== EXCERPTED DATA ==
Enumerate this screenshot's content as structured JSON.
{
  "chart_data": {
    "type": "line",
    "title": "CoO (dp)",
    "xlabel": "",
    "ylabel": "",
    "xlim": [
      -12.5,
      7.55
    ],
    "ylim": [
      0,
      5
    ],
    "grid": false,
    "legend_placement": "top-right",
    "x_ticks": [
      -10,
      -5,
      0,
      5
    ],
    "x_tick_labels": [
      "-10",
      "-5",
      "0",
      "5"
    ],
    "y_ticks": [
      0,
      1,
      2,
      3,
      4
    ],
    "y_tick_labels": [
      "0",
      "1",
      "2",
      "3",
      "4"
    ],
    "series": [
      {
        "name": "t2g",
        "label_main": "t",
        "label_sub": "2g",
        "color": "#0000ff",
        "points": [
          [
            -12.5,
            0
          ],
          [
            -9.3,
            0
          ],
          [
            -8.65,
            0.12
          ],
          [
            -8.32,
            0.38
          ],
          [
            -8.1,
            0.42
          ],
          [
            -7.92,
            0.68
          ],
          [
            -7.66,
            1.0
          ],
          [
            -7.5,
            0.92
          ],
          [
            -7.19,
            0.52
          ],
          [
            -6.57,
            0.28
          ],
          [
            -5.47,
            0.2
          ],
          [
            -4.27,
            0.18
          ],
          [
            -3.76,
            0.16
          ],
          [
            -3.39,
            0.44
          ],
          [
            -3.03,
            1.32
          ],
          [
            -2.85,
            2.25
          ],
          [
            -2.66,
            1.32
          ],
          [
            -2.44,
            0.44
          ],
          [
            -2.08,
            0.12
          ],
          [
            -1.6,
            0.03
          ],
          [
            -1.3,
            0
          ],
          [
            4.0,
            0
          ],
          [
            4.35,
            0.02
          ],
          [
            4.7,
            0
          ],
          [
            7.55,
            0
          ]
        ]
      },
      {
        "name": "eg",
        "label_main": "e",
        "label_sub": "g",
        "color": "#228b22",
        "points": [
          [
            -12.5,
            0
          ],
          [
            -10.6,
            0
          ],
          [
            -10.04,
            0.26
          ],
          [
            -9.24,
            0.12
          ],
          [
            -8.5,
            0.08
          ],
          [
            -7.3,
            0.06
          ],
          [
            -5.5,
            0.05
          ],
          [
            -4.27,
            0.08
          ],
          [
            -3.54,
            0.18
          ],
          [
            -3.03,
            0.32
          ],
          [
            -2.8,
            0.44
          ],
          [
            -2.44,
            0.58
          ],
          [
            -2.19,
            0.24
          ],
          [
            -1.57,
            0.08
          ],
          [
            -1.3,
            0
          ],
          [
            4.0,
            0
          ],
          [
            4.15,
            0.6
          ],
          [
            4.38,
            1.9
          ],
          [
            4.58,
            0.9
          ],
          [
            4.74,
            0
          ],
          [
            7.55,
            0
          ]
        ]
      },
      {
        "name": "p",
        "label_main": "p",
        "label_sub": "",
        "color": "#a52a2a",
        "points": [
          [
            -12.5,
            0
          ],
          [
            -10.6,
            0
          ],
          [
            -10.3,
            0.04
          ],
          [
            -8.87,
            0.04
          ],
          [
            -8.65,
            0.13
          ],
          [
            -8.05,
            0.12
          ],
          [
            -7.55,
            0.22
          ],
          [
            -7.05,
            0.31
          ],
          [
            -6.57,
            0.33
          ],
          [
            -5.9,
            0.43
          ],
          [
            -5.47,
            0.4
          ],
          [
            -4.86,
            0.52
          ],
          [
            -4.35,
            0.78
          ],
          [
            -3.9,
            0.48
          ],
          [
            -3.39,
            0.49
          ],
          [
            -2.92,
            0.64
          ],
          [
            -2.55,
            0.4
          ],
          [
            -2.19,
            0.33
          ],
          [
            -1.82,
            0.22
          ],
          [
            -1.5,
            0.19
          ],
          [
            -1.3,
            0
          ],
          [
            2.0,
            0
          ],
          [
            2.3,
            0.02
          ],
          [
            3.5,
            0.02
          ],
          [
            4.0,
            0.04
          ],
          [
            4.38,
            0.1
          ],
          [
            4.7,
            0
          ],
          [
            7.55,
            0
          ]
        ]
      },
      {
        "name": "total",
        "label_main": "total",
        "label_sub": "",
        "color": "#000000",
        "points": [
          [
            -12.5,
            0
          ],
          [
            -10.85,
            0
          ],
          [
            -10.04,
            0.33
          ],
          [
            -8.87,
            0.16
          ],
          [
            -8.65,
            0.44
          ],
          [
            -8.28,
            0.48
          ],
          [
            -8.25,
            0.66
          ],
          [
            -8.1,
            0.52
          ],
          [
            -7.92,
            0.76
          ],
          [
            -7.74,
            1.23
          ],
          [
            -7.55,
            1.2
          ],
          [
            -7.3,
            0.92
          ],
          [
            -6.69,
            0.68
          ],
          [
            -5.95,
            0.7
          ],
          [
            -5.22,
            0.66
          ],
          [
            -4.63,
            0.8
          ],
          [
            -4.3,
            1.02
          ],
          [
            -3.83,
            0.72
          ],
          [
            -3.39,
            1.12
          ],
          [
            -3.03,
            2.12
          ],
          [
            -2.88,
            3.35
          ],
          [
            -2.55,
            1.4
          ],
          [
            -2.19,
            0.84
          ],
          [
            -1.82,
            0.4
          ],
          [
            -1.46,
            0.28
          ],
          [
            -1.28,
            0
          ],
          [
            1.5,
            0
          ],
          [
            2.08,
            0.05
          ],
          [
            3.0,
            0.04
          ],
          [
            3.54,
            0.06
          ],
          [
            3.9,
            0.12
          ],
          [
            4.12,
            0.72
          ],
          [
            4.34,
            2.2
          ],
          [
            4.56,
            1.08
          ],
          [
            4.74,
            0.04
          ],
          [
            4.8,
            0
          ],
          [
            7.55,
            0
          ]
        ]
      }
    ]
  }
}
===
▶ _PROBLEM_:
Gather each line of the listing that holds the string "color".

▶ _TASK RESPONSE_:
        "color": "#0000ff",
        "color": "#228b22",
        "color": "#a52a2a",
        "color": "#000000",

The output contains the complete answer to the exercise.